WHAT IS EXPECTED
Identify all lines below that hold "this" and collect them.

** START DATASET EXCERPTS **

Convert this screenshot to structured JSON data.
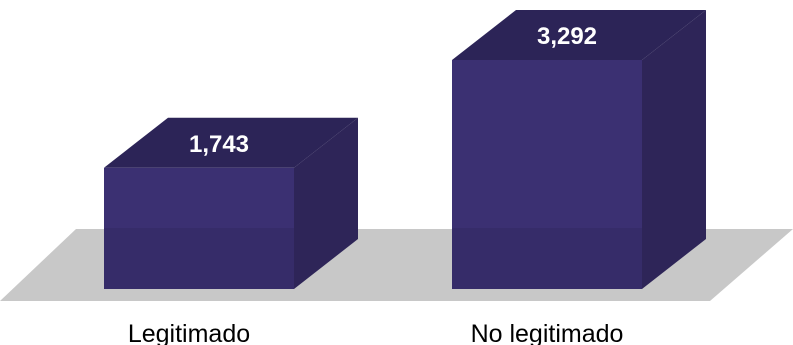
{
  "chart_data": {
    "type": "bar",
    "categories": [
      "Legitimado",
      "No legitimado"
    ],
    "values": [
      1743,
      3292
    ],
    "value_labels": [
      "1,743",
      "3,292"
    ],
    "title": "",
    "xlabel": "",
    "ylabel": "",
    "ylim": [
      0,
      3292
    ],
    "grid": false,
    "legend": "none",
    "style": "3d",
    "colors": {
      "bar_front": "#3b3072",
      "bar_top": "#2c2457",
      "bar_side": "#2e2558",
      "floor": "#c8c8c8"
    }
  }
}
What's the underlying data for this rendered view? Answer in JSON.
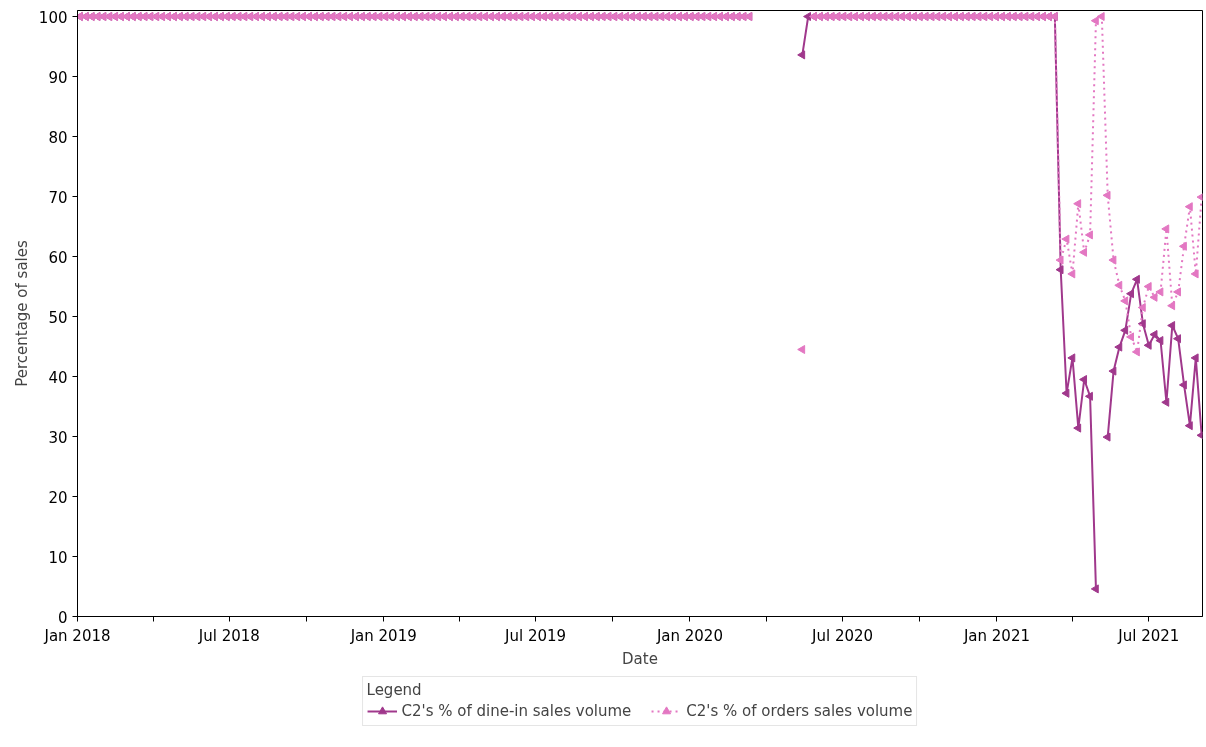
{
  "chart_data": {
    "type": "line",
    "xlabel": "Date",
    "ylabel": "Percentage of sales",
    "legend_title": "Legend",
    "legend": "bottom",
    "marker": "triangle",
    "grid": false,
    "xlim": [
      "2018-01-01",
      "2021-09-03"
    ],
    "ylim": [
      0,
      101
    ],
    "yticks": [
      0,
      10,
      20,
      30,
      40,
      50,
      60,
      70,
      80,
      90,
      100
    ],
    "xticks": [
      {
        "value": "2018-01-01",
        "label": "Jan 2018"
      },
      {
        "value": "2018-04-01",
        "label": null
      },
      {
        "value": "2018-07-01",
        "label": "Jul 2018"
      },
      {
        "value": "2018-10-01",
        "label": null
      },
      {
        "value": "2019-01-01",
        "label": "Jan 2019"
      },
      {
        "value": "2019-04-01",
        "label": null
      },
      {
        "value": "2019-07-01",
        "label": "Jul 2019"
      },
      {
        "value": "2019-10-01",
        "label": null
      },
      {
        "value": "2020-01-01",
        "label": "Jan 2020"
      },
      {
        "value": "2020-04-01",
        "label": null
      },
      {
        "value": "2020-07-01",
        "label": "Jul 2020"
      },
      {
        "value": "2020-10-01",
        "label": null
      },
      {
        "value": "2021-01-01",
        "label": "Jan 2021"
      },
      {
        "value": "2021-04-01",
        "label": null
      },
      {
        "value": "2021-07-01",
        "label": "Jul 2021"
      }
    ],
    "x": [
      "2018-01-04",
      "2018-01-11",
      "2018-01-18",
      "2018-01-25",
      "2018-02-01",
      "2018-02-08",
      "2018-02-15",
      "2018-02-22",
      "2018-03-01",
      "2018-03-08",
      "2018-03-15",
      "2018-03-22",
      "2018-03-29",
      "2018-04-05",
      "2018-04-12",
      "2018-04-19",
      "2018-04-26",
      "2018-05-03",
      "2018-05-10",
      "2018-05-17",
      "2018-05-24",
      "2018-05-31",
      "2018-06-07",
      "2018-06-14",
      "2018-06-21",
      "2018-06-28",
      "2018-07-05",
      "2018-07-12",
      "2018-07-19",
      "2018-07-26",
      "2018-08-02",
      "2018-08-09",
      "2018-08-16",
      "2018-08-23",
      "2018-08-30",
      "2018-09-06",
      "2018-09-13",
      "2018-09-20",
      "2018-09-27",
      "2018-10-04",
      "2018-10-11",
      "2018-10-18",
      "2018-10-25",
      "2018-11-01",
      "2018-11-08",
      "2018-11-15",
      "2018-11-22",
      "2018-11-29",
      "2018-12-06",
      "2018-12-13",
      "2018-12-20",
      "2018-12-27",
      "2019-01-03",
      "2019-01-10",
      "2019-01-17",
      "2019-01-24",
      "2019-01-31",
      "2019-02-07",
      "2019-02-14",
      "2019-02-21",
      "2019-02-28",
      "2019-03-07",
      "2019-03-14",
      "2019-03-21",
      "2019-03-28",
      "2019-04-04",
      "2019-04-11",
      "2019-04-18",
      "2019-04-25",
      "2019-05-02",
      "2019-05-09",
      "2019-05-16",
      "2019-05-23",
      "2019-05-30",
      "2019-06-06",
      "2019-06-13",
      "2019-06-20",
      "2019-06-27",
      "2019-07-04",
      "2019-07-11",
      "2019-07-18",
      "2019-07-25",
      "2019-08-01",
      "2019-08-08",
      "2019-08-15",
      "2019-08-22",
      "2019-08-29",
      "2019-09-05",
      "2019-09-12",
      "2019-09-19",
      "2019-09-26",
      "2019-10-03",
      "2019-10-10",
      "2019-10-17",
      "2019-10-24",
      "2019-10-31",
      "2019-11-07",
      "2019-11-14",
      "2019-11-21",
      "2019-11-28",
      "2019-12-05",
      "2019-12-12",
      "2019-12-19",
      "2019-12-26",
      "2020-01-02",
      "2020-01-09",
      "2020-01-16",
      "2020-01-23",
      "2020-01-30",
      "2020-02-06",
      "2020-02-13",
      "2020-02-20",
      "2020-02-27",
      "2020-03-05",
      "2020-03-12",
      "2020-03-19",
      "2020-03-26",
      "2020-04-02",
      "2020-04-09",
      "2020-04-16",
      "2020-04-23",
      "2020-04-30",
      "2020-05-07",
      "2020-05-14",
      "2020-05-21",
      "2020-05-28",
      "2020-06-04",
      "2020-06-11",
      "2020-06-18",
      "2020-06-25",
      "2020-07-02",
      "2020-07-09",
      "2020-07-16",
      "2020-07-23",
      "2020-07-30",
      "2020-08-06",
      "2020-08-13",
      "2020-08-20",
      "2020-08-27",
      "2020-09-03",
      "2020-09-10",
      "2020-09-17",
      "2020-09-24",
      "2020-10-01",
      "2020-10-08",
      "2020-10-15",
      "2020-10-22",
      "2020-10-29",
      "2020-11-05",
      "2020-11-12",
      "2020-11-19",
      "2020-11-26",
      "2020-12-03",
      "2020-12-10",
      "2020-12-17",
      "2020-12-24",
      "2020-12-31",
      "2021-01-07",
      "2021-01-14",
      "2021-01-21",
      "2021-01-28",
      "2021-02-04",
      "2021-02-11",
      "2021-02-18",
      "2021-02-25",
      "2021-03-04",
      "2021-03-11",
      "2021-03-18",
      "2021-03-25",
      "2021-04-01",
      "2021-04-08",
      "2021-04-15",
      "2021-04-22",
      "2021-04-29",
      "2021-05-06",
      "2021-05-13",
      "2021-05-20",
      "2021-05-27",
      "2021-06-03",
      "2021-06-10",
      "2021-06-17",
      "2021-06-24",
      "2021-07-01",
      "2021-07-08",
      "2021-07-15",
      "2021-07-22",
      "2021-07-29",
      "2021-08-05",
      "2021-08-12",
      "2021-08-19",
      "2021-08-26",
      "2021-09-02"
    ],
    "series": [
      {
        "name": "C2's % of dine-in sales volume",
        "color": "#a0388c",
        "line_style": "solid",
        "values": [
          100,
          100,
          100,
          100,
          100,
          100,
          100,
          100,
          100,
          100,
          100,
          100,
          100,
          100,
          100,
          100,
          100,
          100,
          100,
          100,
          100,
          100,
          100,
          100,
          100,
          100,
          100,
          100,
          100,
          100,
          100,
          100,
          100,
          100,
          100,
          100,
          100,
          100,
          100,
          100,
          100,
          100,
          100,
          100,
          100,
          100,
          100,
          100,
          100,
          100,
          100,
          100,
          100,
          100,
          100,
          100,
          100,
          100,
          100,
          100,
          100,
          100,
          100,
          100,
          100,
          100,
          100,
          100,
          100,
          100,
          100,
          100,
          100,
          100,
          100,
          100,
          100,
          100,
          100,
          100,
          100,
          100,
          100,
          100,
          100,
          100,
          100,
          100,
          100,
          100,
          100,
          100,
          100,
          100,
          100,
          100,
          100,
          100,
          100,
          100,
          100,
          100,
          100,
          100,
          100,
          100,
          100,
          100,
          100,
          100,
          100,
          100,
          100,
          100,
          100,
          null,
          null,
          null,
          null,
          null,
          null,
          null,
          null,
          93.6,
          100,
          100,
          100,
          100,
          100,
          100,
          100,
          100,
          100,
          100,
          100,
          100,
          100,
          100,
          100,
          100,
          100,
          100,
          100,
          100,
          100,
          100,
          100,
          100,
          100,
          100,
          100,
          100,
          100,
          100,
          100,
          100,
          100,
          100,
          100,
          100,
          100,
          100,
          100,
          100,
          100,
          100,
          100,
          57.8,
          37.2,
          43.1,
          31.4,
          39.5,
          36.7,
          4.6,
          null,
          29.9,
          40.9,
          44.9,
          47.7,
          53.8,
          56.2,
          48.8,
          45.2,
          47.0,
          46.0,
          35.7,
          48.5,
          46.3,
          38.6,
          31.8,
          43.1,
          30.2
        ]
      },
      {
        "name": "C2's % of orders sales volume",
        "color": "#e377c2",
        "line_style": "dotted",
        "values": [
          100,
          100,
          100,
          100,
          100,
          100,
          100,
          100,
          100,
          100,
          100,
          100,
          100,
          100,
          100,
          100,
          100,
          100,
          100,
          100,
          100,
          100,
          100,
          100,
          100,
          100,
          100,
          100,
          100,
          100,
          100,
          100,
          100,
          100,
          100,
          100,
          100,
          100,
          100,
          100,
          100,
          100,
          100,
          100,
          100,
          100,
          100,
          100,
          100,
          100,
          100,
          100,
          100,
          100,
          100,
          100,
          100,
          100,
          100,
          100,
          100,
          100,
          100,
          100,
          100,
          100,
          100,
          100,
          100,
          100,
          100,
          100,
          100,
          100,
          100,
          100,
          100,
          100,
          100,
          100,
          100,
          100,
          100,
          100,
          100,
          100,
          100,
          100,
          100,
          100,
          100,
          100,
          100,
          100,
          100,
          100,
          100,
          100,
          100,
          100,
          100,
          100,
          100,
          100,
          100,
          100,
          100,
          100,
          100,
          100,
          100,
          100,
          100,
          100,
          100,
          null,
          null,
          null,
          null,
          null,
          null,
          null,
          null,
          44.5,
          null,
          100,
          100,
          100,
          100,
          100,
          100,
          100,
          100,
          100,
          100,
          100,
          100,
          100,
          100,
          100,
          100,
          100,
          100,
          100,
          100,
          100,
          100,
          100,
          100,
          100,
          100,
          100,
          100,
          100,
          100,
          100,
          100,
          100,
          100,
          100,
          100,
          100,
          100,
          100,
          100,
          100,
          100,
          59.4,
          62.9,
          57.1,
          68.8,
          60.7,
          63.6,
          99.3,
          100,
          70.2,
          59.4,
          55.2,
          52.6,
          46.6,
          44.1,
          51.5,
          55.0,
          53.2,
          54.1,
          64.6,
          51.8,
          54.1,
          61.7,
          68.3,
          57.1,
          69.9
        ]
      }
    ]
  }
}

** END DATASET EXCERPTS **

TASK RESULT
Convert this screenshot to structured JSON data.
What's the underlying data for this rendered view? Answer in JSON.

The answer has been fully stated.